── The data

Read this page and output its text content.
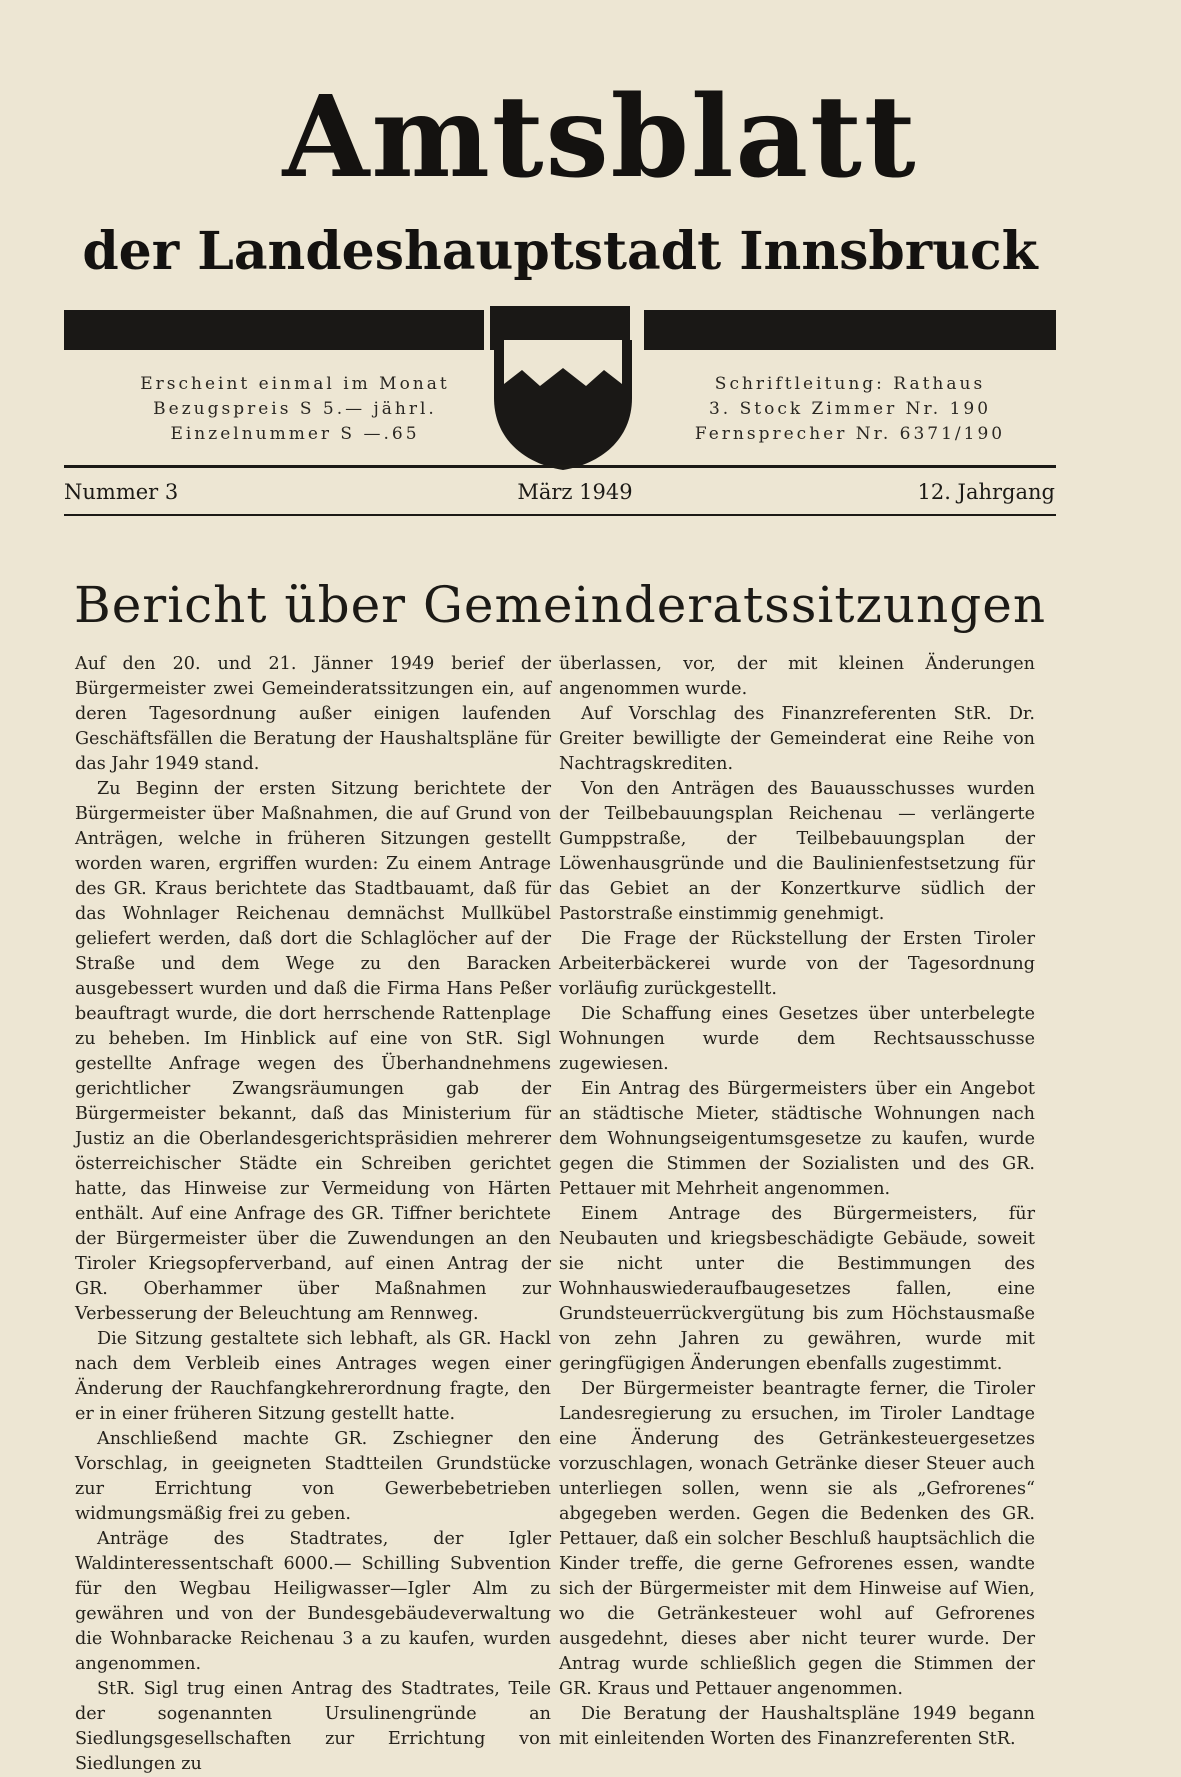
Amtsblatt
der Landeshauptstadt Innsbruck
Erscheint einmal im Monat
Bezugspreis S 5.— jährl.
Einzelnummer S —.65
Schriftleitung: Rathaus
3. Stock Zimmer Nr. 190
Fernsprecher Nr. 6371/190
Nummer 3	März 1949	12. Jahrgang
Bericht über Gemeinderatssitzungen

Auf den 20. und 21. Jänner 1949 berief der Bürgermeister zwei Gemeinderatssitzungen ein, auf deren Tagesordnung außer einigen laufenden Geschäftsfällen die Beratung der Haushaltspläne für das Jahr 1949 stand.

Zu Beginn der ersten Sitzung berichtete der Bürgermeister über Maßnahmen, die auf Grund von Anträgen, welche in früheren Sitzungen gestellt worden waren, ergriffen wurden: Zu einem Antrage des GR. Kraus berichtete das Stadtbauamt, daß für das Wohnlager Reichenau demnächst Mullkübel geliefert werden, daß dort die Schlaglöcher auf der Straße und dem Wege zu den Baracken ausgebessert wurden und daß die Firma Hans Peßer beauftragt wurde, die dort herrschende Rattenplage zu beheben. Im Hinblick auf eine von StR. Sigl gestellte Anfrage wegen des Überhandnehmens gerichtlicher Zwangsräumungen gab der Bürgermeister bekannt, daß das Ministerium für Justiz an die Oberlandesgerichtspräsidien mehrerer österreichischer Städte ein Schreiben gerichtet hatte, das Hinweise zur Vermeidung von Härten enthält. Auf eine Anfrage des GR. Tiffner berichtete der Bürgermeister über die Zuwendungen an den Tiroler Kriegsopferverband, auf einen Antrag der GR. Oberhammer über Maßnahmen zur Verbesserung der Beleuchtung am Rennweg.

Die Sitzung gestaltete sich lebhaft, als GR. Hackl nach dem Verbleib eines Antrages wegen einer Änderung der Rauchfangkehrerordnung fragte, den er in einer früheren Sitzung gestellt hatte.

Anschließend machte GR. Zschiegner den Vorschlag, in geeigneten Stadtteilen Grundstücke zur Errichtung von Gewerbebetrieben widmungsmäßig frei zu geben.

Anträge des Stadtrates, der Igler Waldinteressentschaft 6000.— Schilling Subvention für den Wegbau Heiligwasser—Igler Alm zu gewähren und von der Bundesgebäudeverwaltung die Wohnbaracke Reichenau 3 a zu kaufen, wurden angenommen.

StR. Sigl trug einen Antrag des Stadtrates, Teile der sogenannten Ursulinengründe an Siedlungsgesellschaften zur Errichtung von Siedlungen zu

überlassen, vor, der mit kleinen Änderungen angenommen wurde.

Auf Vorschlag des Finanzreferenten StR. Dr. Greiter bewilligte der Gemeinderat eine Reihe von Nachtragskrediten.

Von den Anträgen des Bauausschusses wurden der Teilbebauungsplan Reichenau — verlängerte Gumppstraße, der Teilbebauungsplan der Löwenhausgründe und die Baulinienfestsetzung für das Gebiet an der Konzertkurve südlich der Pastorstraße einstimmig genehmigt.

Die Frage der Rückstellung der Ersten Tiroler Arbeiterbäckerei wurde von der Tagesordnung vorläufig zurückgestellt.

Die Schaffung eines Gesetzes über unterbelegte Wohnungen wurde dem Rechtsausschusse zugewiesen.

Ein Antrag des Bürgermeisters über ein Angebot an städtische Mieter, städtische Wohnungen nach dem Wohnungseigentumsgesetze zu kaufen, wurde gegen die Stimmen der Sozialisten und des GR. Pettauer mit Mehrheit angenommen.

Einem Antrage des Bürgermeisters, für Neubauten und kriegsbeschädigte Gebäude, soweit sie nicht unter die Bestimmungen des Wohnhauswiederaufbaugesetzes fallen, eine Grundsteuerrückvergütung bis zum Höchstausmaße von zehn Jahren zu gewähren, wurde mit geringfügigen Änderungen ebenfalls zugestimmt.

Der Bürgermeister beantragte ferner, die Tiroler Landesregierung zu ersuchen, im Tiroler Landtage eine Änderung des Getränkesteuergesetzes vorzuschlagen, wonach Getränke dieser Steuer auch unterliegen sollen, wenn sie als „Gefrorenes“ abgegeben werden. Gegen die Bedenken des GR. Pettauer, daß ein solcher Beschluß hauptsächlich die Kinder treffe, die gerne Gefrorenes essen, wandte sich der Bürgermeister mit dem Hinweise auf Wien, wo die Getränkesteuer wohl auf Gefrorenes ausgedehnt, dieses aber nicht teurer wurde. Der Antrag wurde schließlich gegen die Stimmen der GR. Kraus und Pettauer angenommen.

Die Beratung der Haushaltspläne 1949 begann mit einleitenden Worten des Finanzreferenten StR.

────

How to complete this task:
Taking the material above, count every line in which the word "Finanzreferenten" appears; answer with the number alone.

The completed task:
2